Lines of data
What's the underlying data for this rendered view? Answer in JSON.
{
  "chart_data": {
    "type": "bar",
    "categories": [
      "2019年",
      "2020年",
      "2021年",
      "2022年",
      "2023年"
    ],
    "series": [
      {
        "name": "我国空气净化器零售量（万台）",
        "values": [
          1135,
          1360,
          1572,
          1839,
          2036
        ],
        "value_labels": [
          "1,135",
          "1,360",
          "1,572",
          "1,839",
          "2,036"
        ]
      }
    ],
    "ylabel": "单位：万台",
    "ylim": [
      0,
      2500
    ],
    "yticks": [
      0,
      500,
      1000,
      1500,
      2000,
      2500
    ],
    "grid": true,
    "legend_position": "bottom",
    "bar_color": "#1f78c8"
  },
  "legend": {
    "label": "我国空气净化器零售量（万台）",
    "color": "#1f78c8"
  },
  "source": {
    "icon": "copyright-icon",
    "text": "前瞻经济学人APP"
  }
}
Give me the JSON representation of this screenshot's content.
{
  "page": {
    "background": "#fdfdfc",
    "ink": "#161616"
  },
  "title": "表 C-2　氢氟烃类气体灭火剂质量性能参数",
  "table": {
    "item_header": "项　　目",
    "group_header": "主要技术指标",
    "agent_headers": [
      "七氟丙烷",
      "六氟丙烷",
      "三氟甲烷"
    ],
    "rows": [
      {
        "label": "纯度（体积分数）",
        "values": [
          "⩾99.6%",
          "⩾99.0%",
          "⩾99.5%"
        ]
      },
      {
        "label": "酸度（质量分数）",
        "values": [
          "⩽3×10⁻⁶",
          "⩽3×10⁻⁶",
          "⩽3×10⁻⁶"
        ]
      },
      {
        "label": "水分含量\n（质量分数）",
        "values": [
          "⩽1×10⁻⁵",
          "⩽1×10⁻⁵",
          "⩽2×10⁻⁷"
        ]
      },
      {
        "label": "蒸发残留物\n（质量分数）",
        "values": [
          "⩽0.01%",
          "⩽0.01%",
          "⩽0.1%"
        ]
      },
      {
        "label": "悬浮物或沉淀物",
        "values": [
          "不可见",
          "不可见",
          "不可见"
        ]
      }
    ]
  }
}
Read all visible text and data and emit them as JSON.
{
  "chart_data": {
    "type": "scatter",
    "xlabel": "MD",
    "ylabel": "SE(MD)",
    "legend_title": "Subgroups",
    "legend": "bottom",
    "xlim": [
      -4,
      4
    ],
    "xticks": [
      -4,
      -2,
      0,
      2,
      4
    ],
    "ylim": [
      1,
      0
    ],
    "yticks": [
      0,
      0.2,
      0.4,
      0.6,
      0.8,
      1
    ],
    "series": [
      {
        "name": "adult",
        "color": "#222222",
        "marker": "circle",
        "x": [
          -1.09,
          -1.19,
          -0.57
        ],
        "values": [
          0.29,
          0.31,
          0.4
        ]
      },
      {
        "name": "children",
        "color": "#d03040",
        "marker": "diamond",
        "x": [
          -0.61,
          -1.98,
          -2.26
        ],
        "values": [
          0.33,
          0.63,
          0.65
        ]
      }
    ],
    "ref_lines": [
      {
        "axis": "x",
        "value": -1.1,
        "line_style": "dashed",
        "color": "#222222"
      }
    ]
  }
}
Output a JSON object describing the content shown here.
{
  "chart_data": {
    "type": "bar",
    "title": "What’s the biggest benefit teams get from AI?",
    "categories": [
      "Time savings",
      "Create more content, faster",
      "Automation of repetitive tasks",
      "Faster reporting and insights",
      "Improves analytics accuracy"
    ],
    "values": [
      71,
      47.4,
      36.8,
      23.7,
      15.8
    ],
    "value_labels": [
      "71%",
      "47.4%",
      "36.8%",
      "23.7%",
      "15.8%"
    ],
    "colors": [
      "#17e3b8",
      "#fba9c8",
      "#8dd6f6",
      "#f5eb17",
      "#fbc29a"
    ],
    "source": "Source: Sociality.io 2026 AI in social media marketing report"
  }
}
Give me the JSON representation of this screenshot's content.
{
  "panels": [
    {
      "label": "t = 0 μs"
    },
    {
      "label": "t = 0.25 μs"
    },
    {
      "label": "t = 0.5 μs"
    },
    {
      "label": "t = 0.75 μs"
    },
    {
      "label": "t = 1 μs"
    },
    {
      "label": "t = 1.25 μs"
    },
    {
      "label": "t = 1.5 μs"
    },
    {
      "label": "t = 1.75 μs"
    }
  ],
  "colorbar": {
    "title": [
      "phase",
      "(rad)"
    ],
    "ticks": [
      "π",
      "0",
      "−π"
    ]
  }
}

### Task instructions
Write out every entry exactly as given.

### Completed exercise
What's the underlying data for this rendered view? Answer in JSON.
{
  "chart_data": {
    "type": "bar",
    "categories": [
      "2019年",
      "2020年",
      "2021年",
      "2022年",
      "2023年"
    ],
    "series": [
      {
        "name": "我国空气净化器零售量（万台）",
        "values": [
          1135,
          1360,
          1572,
          1839,
          2036
        ],
        "value_labels": [
          "1,135",
          "1,360",
          "1,572",
          "1,839",
          "2,036"
        ]
      }
    ],
    "ylabel": "单位：万台",
    "ylim": [
      0,
      2500
    ],
    "yticks": [
      0,
      500,
      1000,
      1500,
      2000,
      2500
    ],
    "grid": true,
    "legend_position": "bottom",
    "bar_color": "#1f78c8"
  },
  "legend": {
    "label": "我国空气净化器零售量（万台）",
    "color": "#1f78c8"
  },
  "source": {
    "icon": "copyright-icon",
    "text": "前瞻经济学人APP"
  }
}
Give me the JSON representation of this screenshot's content.
{
  "page": {
    "background": "#fdfdfc",
    "ink": "#161616"
  },
  "title": "表 C-2　氢氟烃类气体灭火剂质量性能参数",
  "table": {
    "item_header": "项　　目",
    "group_header": "主要技术指标",
    "agent_headers": [
      "七氟丙烷",
      "六氟丙烷",
      "三氟甲烷"
    ],
    "rows": [
      {
        "label": "纯度（体积分数）",
        "values": [
          "⩾99.6%",
          "⩾99.0%",
          "⩾99.5%"
        ]
      },
      {
        "label": "酸度（质量分数）",
        "values": [
          "⩽3×10⁻⁶",
          "⩽3×10⁻⁶",
          "⩽3×10⁻⁶"
        ]
      },
      {
        "label": "水分含量\n（质量分数）",
        "values": [
          "⩽1×10⁻⁵",
          "⩽1×10⁻⁵",
          "⩽2×10⁻⁷"
        ]
      },
      {
        "label": "蒸发残留物\n（质量分数）",
        "values": [
          "⩽0.01%",
          "⩽0.01%",
          "⩽0.1%"
        ]
      },
      {
        "label": "悬浮物或沉淀物",
        "values": [
          "不可见",
          "不可见",
          "不可见"
        ]
      }
    ]
  }
}
Read all visible text and data and emit them as JSON.
{
  "chart_data": {
    "type": "scatter",
    "xlabel": "MD",
    "ylabel": "SE(MD)",
    "legend_title": "Subgroups",
    "legend": "bottom",
    "xlim": [
      -4,
      4
    ],
    "xticks": [
      -4,
      -2,
      0,
      2,
      4
    ],
    "ylim": [
      1,
      0
    ],
    "yticks": [
      0,
      0.2,
      0.4,
      0.6,
      0.8,
      1
    ],
    "series": [
      {
        "name": "adult",
        "color": "#222222",
        "marker": "circle",
        "x": [
          -1.09,
          -1.19,
          -0.57
        ],
        "values": [
          0.29,
          0.31,
          0.4
        ]
      },
      {
        "name": "children",
        "color": "#d03040",
        "marker": "diamond",
        "x": [
          -0.61,
          -1.98,
          -2.26
        ],
        "values": [
          0.33,
          0.63,
          0.65
        ]
      }
    ],
    "ref_lines": [
      {
        "axis": "x",
        "value": -1.1,
        "line_style": "dashed",
        "color": "#222222"
      }
    ]
  }
}
Output a JSON object describing the content shown here.
{
  "chart_data": {
    "type": "bar",
    "title": "What’s the biggest benefit teams get from AI?",
    "categories": [
      "Time savings",
      "Create more content, faster",
      "Automation of repetitive tasks",
      "Faster reporting and insights",
      "Improves analytics accuracy"
    ],
    "values": [
      71,
      47.4,
      36.8,
      23.7,
      15.8
    ],
    "value_labels": [
      "71%",
      "47.4%",
      "36.8%",
      "23.7%",
      "15.8%"
    ],
    "colors": [
      "#17e3b8",
      "#fba9c8",
      "#8dd6f6",
      "#f5eb17",
      "#fbc29a"
    ],
    "source": "Source: Sociality.io 2026 AI in social media marketing report"
  }
}
Give me the JSON representation of this screenshot's content.
{
  "panels": [
    {
      "label": "t = 0 μs"
    },
    {
      "label": "t = 0.25 μs"
    },
    {
      "label": "t = 0.5 μs"
    },
    {
      "label": "t = 0.75 μs"
    },
    {
      "label": "t = 1 μs"
    },
    {
      "label": "t = 1.25 μs"
    },
    {
      "label": "t = 1.5 μs"
    },
    {
      "label": "t = 1.75 μs"
    }
  ],
  "colorbar": {
    "title": [
      "phase",
      "(rad)"
    ],
    "ticks": [
      "π",
      "0",
      "−π"
    ]
  }
}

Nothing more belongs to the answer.